Source information section start
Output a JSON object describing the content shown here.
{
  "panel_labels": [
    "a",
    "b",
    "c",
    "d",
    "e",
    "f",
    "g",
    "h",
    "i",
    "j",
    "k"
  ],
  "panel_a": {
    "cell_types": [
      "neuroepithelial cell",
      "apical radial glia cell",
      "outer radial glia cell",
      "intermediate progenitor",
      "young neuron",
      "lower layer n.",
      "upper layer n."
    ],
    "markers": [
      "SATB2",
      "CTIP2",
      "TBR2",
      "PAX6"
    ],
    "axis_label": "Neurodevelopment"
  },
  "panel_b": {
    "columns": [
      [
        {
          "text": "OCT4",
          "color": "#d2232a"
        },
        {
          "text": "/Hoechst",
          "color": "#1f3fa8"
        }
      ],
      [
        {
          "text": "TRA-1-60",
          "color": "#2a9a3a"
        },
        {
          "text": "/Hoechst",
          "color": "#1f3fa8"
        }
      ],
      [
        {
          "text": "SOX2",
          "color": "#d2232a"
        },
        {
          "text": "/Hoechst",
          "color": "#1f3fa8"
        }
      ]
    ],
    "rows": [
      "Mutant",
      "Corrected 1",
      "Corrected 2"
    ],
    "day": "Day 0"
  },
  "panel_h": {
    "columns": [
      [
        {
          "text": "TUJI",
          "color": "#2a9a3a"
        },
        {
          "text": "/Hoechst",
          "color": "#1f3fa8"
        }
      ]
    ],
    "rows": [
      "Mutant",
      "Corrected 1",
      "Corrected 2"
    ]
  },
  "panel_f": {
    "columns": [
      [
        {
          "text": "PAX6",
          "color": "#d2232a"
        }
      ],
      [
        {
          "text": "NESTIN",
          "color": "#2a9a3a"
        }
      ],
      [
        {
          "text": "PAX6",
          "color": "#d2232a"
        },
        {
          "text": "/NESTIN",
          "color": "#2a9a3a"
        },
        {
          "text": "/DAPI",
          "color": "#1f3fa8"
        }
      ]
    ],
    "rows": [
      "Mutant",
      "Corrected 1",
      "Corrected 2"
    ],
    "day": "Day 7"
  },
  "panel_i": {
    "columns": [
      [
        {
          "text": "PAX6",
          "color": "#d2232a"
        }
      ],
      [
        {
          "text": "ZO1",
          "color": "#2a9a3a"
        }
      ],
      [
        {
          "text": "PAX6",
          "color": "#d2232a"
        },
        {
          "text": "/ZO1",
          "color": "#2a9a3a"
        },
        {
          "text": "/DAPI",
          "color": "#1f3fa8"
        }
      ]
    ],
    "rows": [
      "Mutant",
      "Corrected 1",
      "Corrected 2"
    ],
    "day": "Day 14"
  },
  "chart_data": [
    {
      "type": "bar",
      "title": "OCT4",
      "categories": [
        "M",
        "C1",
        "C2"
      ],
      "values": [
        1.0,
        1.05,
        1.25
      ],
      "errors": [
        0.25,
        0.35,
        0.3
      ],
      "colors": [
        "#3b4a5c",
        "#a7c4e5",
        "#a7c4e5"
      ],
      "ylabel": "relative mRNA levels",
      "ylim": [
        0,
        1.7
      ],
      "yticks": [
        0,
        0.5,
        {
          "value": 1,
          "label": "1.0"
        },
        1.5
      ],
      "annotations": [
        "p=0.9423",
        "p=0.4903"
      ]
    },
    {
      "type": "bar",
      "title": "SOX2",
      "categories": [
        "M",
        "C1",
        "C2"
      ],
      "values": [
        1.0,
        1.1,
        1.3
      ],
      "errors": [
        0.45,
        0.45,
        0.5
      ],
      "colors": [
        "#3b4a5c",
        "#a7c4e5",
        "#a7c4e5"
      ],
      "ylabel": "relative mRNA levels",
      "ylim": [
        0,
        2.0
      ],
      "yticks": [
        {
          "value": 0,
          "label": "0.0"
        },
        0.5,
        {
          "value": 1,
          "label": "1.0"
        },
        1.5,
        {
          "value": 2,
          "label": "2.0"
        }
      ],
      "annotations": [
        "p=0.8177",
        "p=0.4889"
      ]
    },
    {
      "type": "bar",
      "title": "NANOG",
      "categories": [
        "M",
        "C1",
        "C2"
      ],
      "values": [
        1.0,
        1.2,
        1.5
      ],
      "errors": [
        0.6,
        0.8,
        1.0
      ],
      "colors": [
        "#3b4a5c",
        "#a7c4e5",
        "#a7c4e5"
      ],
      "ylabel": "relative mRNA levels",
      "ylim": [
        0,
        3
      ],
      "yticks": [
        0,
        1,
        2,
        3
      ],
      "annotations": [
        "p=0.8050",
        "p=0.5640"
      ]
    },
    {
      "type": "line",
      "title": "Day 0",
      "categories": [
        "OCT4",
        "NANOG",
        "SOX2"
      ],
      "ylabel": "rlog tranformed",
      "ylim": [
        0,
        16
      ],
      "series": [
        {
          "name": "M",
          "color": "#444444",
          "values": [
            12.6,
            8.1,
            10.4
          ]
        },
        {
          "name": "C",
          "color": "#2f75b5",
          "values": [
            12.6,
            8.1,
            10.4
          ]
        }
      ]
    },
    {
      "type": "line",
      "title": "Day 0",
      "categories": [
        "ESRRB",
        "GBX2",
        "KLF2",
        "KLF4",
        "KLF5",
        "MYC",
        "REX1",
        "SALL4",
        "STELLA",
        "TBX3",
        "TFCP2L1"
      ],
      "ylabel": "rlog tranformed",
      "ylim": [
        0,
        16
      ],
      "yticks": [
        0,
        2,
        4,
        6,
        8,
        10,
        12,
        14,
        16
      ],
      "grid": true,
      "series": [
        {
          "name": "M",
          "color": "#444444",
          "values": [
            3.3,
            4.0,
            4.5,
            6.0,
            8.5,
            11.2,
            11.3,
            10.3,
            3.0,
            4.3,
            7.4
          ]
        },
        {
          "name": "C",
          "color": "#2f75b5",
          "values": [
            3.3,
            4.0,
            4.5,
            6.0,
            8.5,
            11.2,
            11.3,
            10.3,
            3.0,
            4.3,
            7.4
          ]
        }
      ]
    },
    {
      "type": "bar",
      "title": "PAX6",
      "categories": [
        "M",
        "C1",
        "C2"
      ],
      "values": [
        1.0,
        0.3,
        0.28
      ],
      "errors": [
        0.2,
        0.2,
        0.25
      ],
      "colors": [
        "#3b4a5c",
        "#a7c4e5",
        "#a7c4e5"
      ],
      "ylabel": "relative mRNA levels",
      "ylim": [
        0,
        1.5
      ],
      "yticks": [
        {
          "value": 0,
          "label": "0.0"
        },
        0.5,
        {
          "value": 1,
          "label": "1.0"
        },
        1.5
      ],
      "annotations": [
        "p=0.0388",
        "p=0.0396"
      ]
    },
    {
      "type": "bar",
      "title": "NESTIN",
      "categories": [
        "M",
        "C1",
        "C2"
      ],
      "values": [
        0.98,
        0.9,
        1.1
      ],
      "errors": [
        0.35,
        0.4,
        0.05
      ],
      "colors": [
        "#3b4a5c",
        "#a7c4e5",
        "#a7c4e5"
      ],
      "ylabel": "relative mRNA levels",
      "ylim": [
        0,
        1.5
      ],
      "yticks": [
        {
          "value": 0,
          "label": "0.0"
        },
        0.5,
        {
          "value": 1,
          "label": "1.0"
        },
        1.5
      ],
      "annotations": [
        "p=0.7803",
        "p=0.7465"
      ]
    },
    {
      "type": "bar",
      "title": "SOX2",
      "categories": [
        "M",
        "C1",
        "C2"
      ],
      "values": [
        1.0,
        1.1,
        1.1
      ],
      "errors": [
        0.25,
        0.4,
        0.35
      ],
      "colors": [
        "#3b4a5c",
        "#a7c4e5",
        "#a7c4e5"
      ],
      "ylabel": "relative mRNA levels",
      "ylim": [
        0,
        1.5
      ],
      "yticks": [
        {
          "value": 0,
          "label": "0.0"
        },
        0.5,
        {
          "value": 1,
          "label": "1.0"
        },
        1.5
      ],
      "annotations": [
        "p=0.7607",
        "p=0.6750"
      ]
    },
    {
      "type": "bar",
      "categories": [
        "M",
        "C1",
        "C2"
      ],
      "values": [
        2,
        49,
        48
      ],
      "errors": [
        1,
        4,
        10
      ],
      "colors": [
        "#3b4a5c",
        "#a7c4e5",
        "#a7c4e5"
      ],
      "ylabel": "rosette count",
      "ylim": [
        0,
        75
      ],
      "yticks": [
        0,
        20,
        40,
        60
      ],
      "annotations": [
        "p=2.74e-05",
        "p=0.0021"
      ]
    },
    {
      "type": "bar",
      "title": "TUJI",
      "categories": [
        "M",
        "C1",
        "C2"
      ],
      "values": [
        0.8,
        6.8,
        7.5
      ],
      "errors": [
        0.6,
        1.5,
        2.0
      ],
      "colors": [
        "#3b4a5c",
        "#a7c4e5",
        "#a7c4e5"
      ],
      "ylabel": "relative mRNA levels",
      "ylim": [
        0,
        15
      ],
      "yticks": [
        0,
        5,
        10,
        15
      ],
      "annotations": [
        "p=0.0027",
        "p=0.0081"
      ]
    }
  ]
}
Source information section end
Goal of the exercise - Some lines of the records above may hold the word "glia". Report how many, and nothing else.

Written solution - 2